- _Required work_: Format the lines of the data below, starting at the line containing "table-row xyxy=(14,311,699,338)" and ending at the line containing "value-cell: 105-108 xyxy=(349,313,419,338)", with both of those lines included, as a JSON list of strings. Use one string per line and leave out any blank lines.

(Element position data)
═══
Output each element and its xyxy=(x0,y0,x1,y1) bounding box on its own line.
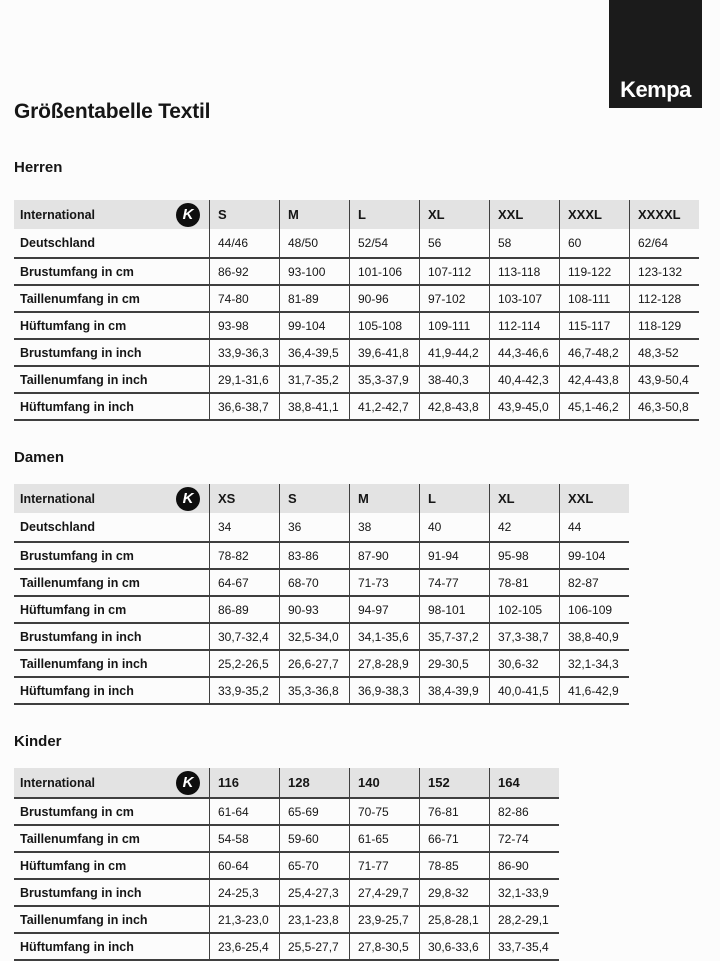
table-row xyxy=(14,311,699,338)
value-cell: 40 xyxy=(419,513,489,541)
table-header-row xyxy=(14,484,629,513)
table-row xyxy=(14,541,629,568)
section-heading-damen: Damen xyxy=(14,449,65,466)
value-cell: 25,5-27,7 xyxy=(279,934,349,959)
value-cell: 105-108 xyxy=(349,313,419,338)
corner-label-text: International xyxy=(20,775,96,790)
size-header-cell: M xyxy=(349,484,419,513)
kempa-k-badge-icon: K xyxy=(176,487,200,511)
value-cell: 102-105 xyxy=(489,597,559,622)
value-cell: 86-90 xyxy=(489,853,559,878)
value-cell: 115-117 xyxy=(559,313,629,338)
value-cell: 38-40,3 xyxy=(419,367,489,392)
value-cell: 93-100 xyxy=(279,259,349,284)
value-cell: 97-102 xyxy=(419,286,489,311)
size-header-cell: 164 xyxy=(489,768,559,797)
value-cell: 42,4-43,8 xyxy=(559,367,629,392)
size-header-cell: XS xyxy=(209,484,279,513)
value-cell: 90-93 xyxy=(279,597,349,622)
value-cell: 60-64 xyxy=(209,853,279,878)
value-cell: 43,9-45,0 xyxy=(489,394,559,419)
value-cell: 44,3-46,6 xyxy=(489,340,559,365)
size-header-cell: 152 xyxy=(419,768,489,797)
row-label: Taillenumfang in cm xyxy=(20,831,140,846)
row-label: Brustumfang in inch xyxy=(20,885,142,900)
value-cell: 87-90 xyxy=(349,543,419,568)
value-cell: 61-65 xyxy=(349,826,419,851)
value-cell: 35,7-37,2 xyxy=(419,624,489,649)
value-cell: 46,3-50,8 xyxy=(629,394,699,419)
value-cell: 118-129 xyxy=(629,313,699,338)
size-header-cell: XXL xyxy=(559,484,629,513)
table-row xyxy=(14,676,629,703)
value-cell: 38 xyxy=(349,513,419,541)
value-cell: 43,9-50,4 xyxy=(629,367,699,392)
value-cell: 74-80 xyxy=(209,286,279,311)
value-cell: 25,8-28,1 xyxy=(419,907,489,932)
value-cell: 107-112 xyxy=(419,259,489,284)
value-cell: 33,7-35,4 xyxy=(489,934,559,959)
value-cell: 65-69 xyxy=(279,799,349,824)
row-label: Taillenumfang in inch xyxy=(20,372,148,387)
section-heading-kinder: Kinder xyxy=(14,733,62,750)
row-label: Hüftumfang in cm xyxy=(20,858,127,873)
table-row xyxy=(14,824,559,851)
value-cell: 81-89 xyxy=(279,286,349,311)
value-cell: 103-107 xyxy=(489,286,559,311)
table-row xyxy=(14,392,699,419)
value-cell: 99-104 xyxy=(559,543,629,568)
row-label: Hüftumfang in inch xyxy=(20,939,134,954)
size-header-cell: XXL xyxy=(489,200,559,229)
value-cell: 59-60 xyxy=(279,826,349,851)
row-label: Brustumfang in inch xyxy=(20,629,142,644)
kempa-k-badge-icon: K xyxy=(176,771,200,795)
damen-size-table xyxy=(14,484,629,705)
table-row xyxy=(14,905,559,932)
value-cell: 35,3-36,8 xyxy=(279,678,349,703)
value-cell: 60 xyxy=(559,229,629,257)
value-cell: 36,4-39,5 xyxy=(279,340,349,365)
page-title: Größentabelle Textil xyxy=(14,100,211,123)
value-cell: 95-98 xyxy=(489,543,559,568)
kempa-k-badge-icon: K xyxy=(176,203,200,227)
value-cell: 109-111 xyxy=(419,313,489,338)
table-row xyxy=(14,649,629,676)
value-cell: 36 xyxy=(279,513,349,541)
value-cell: 98-101 xyxy=(419,597,489,622)
value-cell: 32,1-34,3 xyxy=(559,651,629,676)
value-cell: 30,7-32,4 xyxy=(209,624,279,649)
value-cell: 66-71 xyxy=(419,826,489,851)
kempa-logo-text: Kempa xyxy=(620,77,691,102)
row-label: Taillenumfang in inch xyxy=(20,912,148,927)
row-label: Brustumfang in inch xyxy=(20,345,142,360)
value-cell: 48/50 xyxy=(279,229,349,257)
table-row xyxy=(14,568,629,595)
table-row xyxy=(14,797,559,824)
corner-label-text: International xyxy=(20,491,96,506)
size-header-cell: S xyxy=(279,484,349,513)
value-cell: 68-70 xyxy=(279,570,349,595)
value-cell: 90-96 xyxy=(349,286,419,311)
value-cell: 76-81 xyxy=(419,799,489,824)
table-row xyxy=(14,229,699,257)
value-cell: 32,1-33,9 xyxy=(489,880,559,905)
value-cell: 23,1-23,8 xyxy=(279,907,349,932)
value-cell: 48,3-52 xyxy=(629,340,699,365)
value-cell: 23,6-25,4 xyxy=(209,934,279,959)
size-header-cell: 116 xyxy=(209,768,279,797)
value-cell: 38,4-39,9 xyxy=(419,678,489,703)
row-label: Deutschland xyxy=(20,520,96,534)
value-cell: 113-118 xyxy=(489,259,559,284)
kinder-size-table xyxy=(14,768,559,961)
value-cell: 41,6-42,9 xyxy=(559,678,629,703)
row-label: Deutschland xyxy=(20,236,96,250)
table-header-row xyxy=(14,768,559,797)
size-header-cell: XXXL xyxy=(559,200,629,229)
herren-size-table xyxy=(14,200,699,421)
table-row xyxy=(14,513,629,541)
value-cell: 108-111 xyxy=(559,286,629,311)
value-cell: 94-97 xyxy=(349,597,419,622)
value-cell: 78-81 xyxy=(489,570,559,595)
value-cell: 42,8-43,8 xyxy=(419,394,489,419)
value-cell: 65-70 xyxy=(279,853,349,878)
value-cell: 70-75 xyxy=(349,799,419,824)
value-cell: 112-114 xyxy=(489,313,559,338)
value-cell: 45,1-46,2 xyxy=(559,394,629,419)
value-cell: 36,6-38,7 xyxy=(209,394,279,419)
row-label: Brustumfang in cm xyxy=(20,548,134,563)
value-cell: 86-92 xyxy=(209,259,279,284)
value-cell: 29,1-31,6 xyxy=(209,367,279,392)
value-cell: 82-87 xyxy=(559,570,629,595)
value-cell: 33,9-35,2 xyxy=(209,678,279,703)
value-cell: 30,6-32 xyxy=(489,651,559,676)
size-header-cell: XL xyxy=(489,484,559,513)
value-cell: 23,9-25,7 xyxy=(349,907,419,932)
table-corner-label xyxy=(14,768,209,797)
value-cell: 71-77 xyxy=(349,853,419,878)
value-cell: 58 xyxy=(489,229,559,257)
size-header-cell: XL xyxy=(419,200,489,229)
value-cell: 40,0-41,5 xyxy=(489,678,559,703)
row-label: Hüftumfang in cm xyxy=(20,318,127,333)
size-header-cell: 128 xyxy=(279,768,349,797)
value-cell: 24-25,3 xyxy=(209,880,279,905)
value-cell: 34 xyxy=(209,513,279,541)
value-cell: 82-86 xyxy=(489,799,559,824)
row-label: Brustumfang in cm xyxy=(20,804,134,819)
value-cell: 41,2-42,7 xyxy=(349,394,419,419)
size-header-cell: 140 xyxy=(349,768,419,797)
value-cell: 56 xyxy=(419,229,489,257)
value-cell: 106-109 xyxy=(559,597,629,622)
value-cell: 52/54 xyxy=(349,229,419,257)
value-cell: 64-67 xyxy=(209,570,279,595)
value-cell: 36,9-38,3 xyxy=(349,678,419,703)
size-header-cell: L xyxy=(419,484,489,513)
value-cell: 27,4-29,7 xyxy=(349,880,419,905)
value-cell: 32,5-34,0 xyxy=(279,624,349,649)
value-cell: 54-58 xyxy=(209,826,279,851)
corner-label-text: International xyxy=(20,207,96,222)
value-cell: 83-86 xyxy=(279,543,349,568)
kempa-logo xyxy=(609,0,702,108)
value-cell: 38,8-41,1 xyxy=(279,394,349,419)
table-row xyxy=(14,932,559,959)
value-cell: 21,3-23,0 xyxy=(209,907,279,932)
value-cell: 74-77 xyxy=(419,570,489,595)
table-row xyxy=(14,595,629,622)
value-cell: 44 xyxy=(559,513,629,541)
row-label: Hüftumfang in inch xyxy=(20,683,134,698)
value-cell: 119-122 xyxy=(559,259,629,284)
row-label: Taillenumfang in cm xyxy=(20,291,140,306)
table-row xyxy=(14,878,559,905)
value-cell: 27,8-30,5 xyxy=(349,934,419,959)
size-header-cell: XXXXL xyxy=(629,200,699,229)
value-cell: 26,6-27,7 xyxy=(279,651,349,676)
value-cell: 41,9-44,2 xyxy=(419,340,489,365)
row-label: Brustumfang in cm xyxy=(20,264,134,279)
value-cell: 38,8-40,9 xyxy=(559,624,629,649)
value-cell: 34,1-35,6 xyxy=(349,624,419,649)
table-row xyxy=(14,851,559,878)
value-cell: 27,8-28,9 xyxy=(349,651,419,676)
table-header-row xyxy=(14,200,699,229)
value-cell: 62/64 xyxy=(629,229,699,257)
value-cell: 31,7-35,2 xyxy=(279,367,349,392)
value-cell: 46,7-48,2 xyxy=(559,340,629,365)
value-cell: 25,2-26,5 xyxy=(209,651,279,676)
size-header-cell: M xyxy=(279,200,349,229)
row-label: Taillenumfang in inch xyxy=(20,656,148,671)
value-cell: 35,3-37,9 xyxy=(349,367,419,392)
value-cell: 112-128 xyxy=(629,286,699,311)
value-cell: 30,6-33,6 xyxy=(419,934,489,959)
value-cell: 39,6-41,8 xyxy=(349,340,419,365)
value-cell: 72-74 xyxy=(489,826,559,851)
value-cell: 91-94 xyxy=(419,543,489,568)
table-corner-label xyxy=(14,200,209,229)
section-heading-herren: Herren xyxy=(14,159,63,176)
value-cell: 71-73 xyxy=(349,570,419,595)
value-cell: 40,4-42,3 xyxy=(489,367,559,392)
value-cell: 42 xyxy=(489,513,559,541)
table-row xyxy=(14,257,699,284)
value-cell: 78-85 xyxy=(419,853,489,878)
table-row xyxy=(14,338,699,365)
value-cell: 33,9-36,3 xyxy=(209,340,279,365)
row-label: Hüftumfang in cm xyxy=(20,602,127,617)
table-row xyxy=(14,622,629,649)
row-label: Hüftumfang in inch xyxy=(20,399,134,414)
size-header-cell: S xyxy=(209,200,279,229)
value-cell: 123-132 xyxy=(629,259,699,284)
table-row xyxy=(14,365,699,392)
size-header-cell: L xyxy=(349,200,419,229)
value-cell: 78-82 xyxy=(209,543,279,568)
table-corner-label xyxy=(14,484,209,513)
value-cell: 28,2-29,1 xyxy=(489,907,559,932)
value-cell: 99-104 xyxy=(279,313,349,338)
value-cell: 44/46 xyxy=(209,229,279,257)
table-row xyxy=(14,284,699,311)
value-cell: 86-89 xyxy=(209,597,279,622)
value-cell: 29,8-32 xyxy=(419,880,489,905)
value-cell: 61-64 xyxy=(209,799,279,824)
value-cell: 37,3-38,7 xyxy=(489,624,559,649)
value-cell: 101-106 xyxy=(349,259,419,284)
value-cell: 25,4-27,3 xyxy=(279,880,349,905)
value-cell: 29-30,5 xyxy=(419,651,489,676)
row-label: Taillenumfang in cm xyxy=(20,575,140,590)
value-cell: 93-98 xyxy=(209,313,279,338)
═══
- _Solution to this task_:
[
  "table-row xyxy=(14,311,699,338)",
  "value-cell: 40 xyxy=(419,513,489,541)",
  "table-header-row xyxy=(14,484,629,513)",
  "table-row xyxy=(14,541,629,568)",
  "section-heading-damen: Damen xyxy=(14,449,65,466)",
  "value-cell: 25,5-27,7 xyxy=(279,934,349,959)",
  "value-cell: 105-108 xyxy=(349,313,419,338)"
]